§ SUPPLIED MATERIAL
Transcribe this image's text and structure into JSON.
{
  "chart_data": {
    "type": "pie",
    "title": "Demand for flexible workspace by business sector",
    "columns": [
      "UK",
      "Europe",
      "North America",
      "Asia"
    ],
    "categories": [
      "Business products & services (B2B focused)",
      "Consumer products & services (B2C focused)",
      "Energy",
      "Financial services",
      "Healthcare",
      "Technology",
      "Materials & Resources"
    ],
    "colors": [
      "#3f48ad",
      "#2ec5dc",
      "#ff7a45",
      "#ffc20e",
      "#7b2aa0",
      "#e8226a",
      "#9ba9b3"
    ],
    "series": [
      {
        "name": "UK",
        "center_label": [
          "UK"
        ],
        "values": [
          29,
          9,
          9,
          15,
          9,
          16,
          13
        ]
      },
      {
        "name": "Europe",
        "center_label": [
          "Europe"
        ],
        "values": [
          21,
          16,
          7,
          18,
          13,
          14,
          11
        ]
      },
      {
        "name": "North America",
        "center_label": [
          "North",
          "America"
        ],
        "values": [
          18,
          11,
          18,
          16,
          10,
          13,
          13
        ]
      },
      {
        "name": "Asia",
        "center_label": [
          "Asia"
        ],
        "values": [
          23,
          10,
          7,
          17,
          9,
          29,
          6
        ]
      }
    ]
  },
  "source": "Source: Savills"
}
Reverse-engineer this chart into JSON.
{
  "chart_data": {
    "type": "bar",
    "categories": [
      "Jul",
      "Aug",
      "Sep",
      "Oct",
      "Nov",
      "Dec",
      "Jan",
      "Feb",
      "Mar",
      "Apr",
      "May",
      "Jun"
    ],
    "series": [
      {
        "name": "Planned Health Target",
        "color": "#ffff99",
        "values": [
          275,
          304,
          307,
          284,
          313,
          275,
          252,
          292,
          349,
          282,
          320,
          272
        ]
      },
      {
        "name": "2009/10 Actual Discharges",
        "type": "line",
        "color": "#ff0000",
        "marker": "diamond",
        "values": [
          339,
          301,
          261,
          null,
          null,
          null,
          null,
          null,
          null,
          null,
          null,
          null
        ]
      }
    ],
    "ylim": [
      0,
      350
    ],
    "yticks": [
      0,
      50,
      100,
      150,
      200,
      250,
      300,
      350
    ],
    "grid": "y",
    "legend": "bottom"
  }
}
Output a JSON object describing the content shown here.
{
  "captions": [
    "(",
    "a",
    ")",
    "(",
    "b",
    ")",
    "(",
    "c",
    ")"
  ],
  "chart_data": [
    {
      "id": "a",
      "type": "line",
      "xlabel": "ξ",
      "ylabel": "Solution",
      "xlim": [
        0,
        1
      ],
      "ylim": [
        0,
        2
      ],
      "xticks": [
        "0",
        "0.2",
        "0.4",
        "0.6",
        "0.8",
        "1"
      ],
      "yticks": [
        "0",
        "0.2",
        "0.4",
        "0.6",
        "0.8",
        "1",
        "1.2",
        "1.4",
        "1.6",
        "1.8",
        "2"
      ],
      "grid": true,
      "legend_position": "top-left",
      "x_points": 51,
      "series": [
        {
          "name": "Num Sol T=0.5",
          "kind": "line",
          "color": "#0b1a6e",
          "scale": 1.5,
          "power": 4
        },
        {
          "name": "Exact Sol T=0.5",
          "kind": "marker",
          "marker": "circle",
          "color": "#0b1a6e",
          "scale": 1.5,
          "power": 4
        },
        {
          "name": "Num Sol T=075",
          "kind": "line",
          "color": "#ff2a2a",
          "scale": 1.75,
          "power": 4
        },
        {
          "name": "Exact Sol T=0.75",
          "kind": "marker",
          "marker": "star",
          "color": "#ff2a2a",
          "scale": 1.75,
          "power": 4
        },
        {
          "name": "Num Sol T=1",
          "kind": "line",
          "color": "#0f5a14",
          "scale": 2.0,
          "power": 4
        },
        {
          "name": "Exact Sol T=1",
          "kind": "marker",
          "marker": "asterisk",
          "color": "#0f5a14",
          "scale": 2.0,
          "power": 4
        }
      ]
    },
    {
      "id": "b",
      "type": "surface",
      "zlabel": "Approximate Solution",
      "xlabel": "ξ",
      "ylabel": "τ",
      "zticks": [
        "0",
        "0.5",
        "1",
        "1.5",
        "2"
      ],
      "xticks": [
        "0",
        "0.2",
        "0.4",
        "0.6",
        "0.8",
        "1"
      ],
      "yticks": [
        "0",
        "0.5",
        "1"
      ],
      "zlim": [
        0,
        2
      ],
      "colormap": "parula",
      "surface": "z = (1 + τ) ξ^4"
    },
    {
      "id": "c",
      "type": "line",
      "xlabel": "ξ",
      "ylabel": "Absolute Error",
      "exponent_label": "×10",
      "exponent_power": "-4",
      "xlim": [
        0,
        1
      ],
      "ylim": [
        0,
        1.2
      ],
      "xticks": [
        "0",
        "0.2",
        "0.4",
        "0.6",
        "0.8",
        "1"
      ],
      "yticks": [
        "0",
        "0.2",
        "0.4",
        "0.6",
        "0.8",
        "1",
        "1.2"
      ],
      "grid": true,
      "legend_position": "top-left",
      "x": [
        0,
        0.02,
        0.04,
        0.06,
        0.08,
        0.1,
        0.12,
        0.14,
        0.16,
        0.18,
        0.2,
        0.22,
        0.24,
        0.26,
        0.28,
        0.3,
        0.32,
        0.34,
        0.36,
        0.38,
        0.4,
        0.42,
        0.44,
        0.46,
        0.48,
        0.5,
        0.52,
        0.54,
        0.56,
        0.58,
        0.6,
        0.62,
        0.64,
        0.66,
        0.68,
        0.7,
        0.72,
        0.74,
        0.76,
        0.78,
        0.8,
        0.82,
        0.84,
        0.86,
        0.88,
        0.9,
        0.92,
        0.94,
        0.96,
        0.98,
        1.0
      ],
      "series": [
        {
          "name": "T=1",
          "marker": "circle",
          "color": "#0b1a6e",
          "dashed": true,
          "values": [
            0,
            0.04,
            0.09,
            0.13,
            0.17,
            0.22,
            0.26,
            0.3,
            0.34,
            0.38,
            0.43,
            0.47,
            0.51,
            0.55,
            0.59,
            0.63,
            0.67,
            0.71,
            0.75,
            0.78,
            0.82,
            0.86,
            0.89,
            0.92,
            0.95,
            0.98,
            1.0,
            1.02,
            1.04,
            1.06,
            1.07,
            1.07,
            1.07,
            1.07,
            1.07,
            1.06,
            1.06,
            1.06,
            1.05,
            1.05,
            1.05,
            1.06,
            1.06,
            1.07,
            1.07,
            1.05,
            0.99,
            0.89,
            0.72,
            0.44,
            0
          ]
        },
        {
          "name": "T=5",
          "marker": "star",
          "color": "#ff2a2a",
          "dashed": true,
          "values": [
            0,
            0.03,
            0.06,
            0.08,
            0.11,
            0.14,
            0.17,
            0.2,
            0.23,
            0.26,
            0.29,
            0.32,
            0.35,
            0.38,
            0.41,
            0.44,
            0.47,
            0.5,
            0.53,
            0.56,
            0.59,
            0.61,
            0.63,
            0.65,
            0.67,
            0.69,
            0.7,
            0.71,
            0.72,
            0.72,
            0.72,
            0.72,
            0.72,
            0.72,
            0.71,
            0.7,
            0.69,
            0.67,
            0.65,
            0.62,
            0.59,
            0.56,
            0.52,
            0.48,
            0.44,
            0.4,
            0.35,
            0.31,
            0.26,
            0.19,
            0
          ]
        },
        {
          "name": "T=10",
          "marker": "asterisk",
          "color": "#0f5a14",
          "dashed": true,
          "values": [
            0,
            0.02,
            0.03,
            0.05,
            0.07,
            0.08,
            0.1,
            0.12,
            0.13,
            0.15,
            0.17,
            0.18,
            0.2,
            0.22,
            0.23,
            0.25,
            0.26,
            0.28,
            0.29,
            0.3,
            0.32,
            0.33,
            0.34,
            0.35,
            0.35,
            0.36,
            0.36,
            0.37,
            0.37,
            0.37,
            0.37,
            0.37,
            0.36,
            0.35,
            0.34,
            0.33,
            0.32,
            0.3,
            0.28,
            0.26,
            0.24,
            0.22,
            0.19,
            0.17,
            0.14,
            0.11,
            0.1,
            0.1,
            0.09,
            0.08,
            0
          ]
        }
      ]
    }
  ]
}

§ TO BE DONE
Select the lines that carry the string "type" and copy them.

§ FINISHED TASK
    "type": "pie",
    "type": "bar",
        "type": "line",
      "type": "line",
      "type": "surface",
      "type": "line",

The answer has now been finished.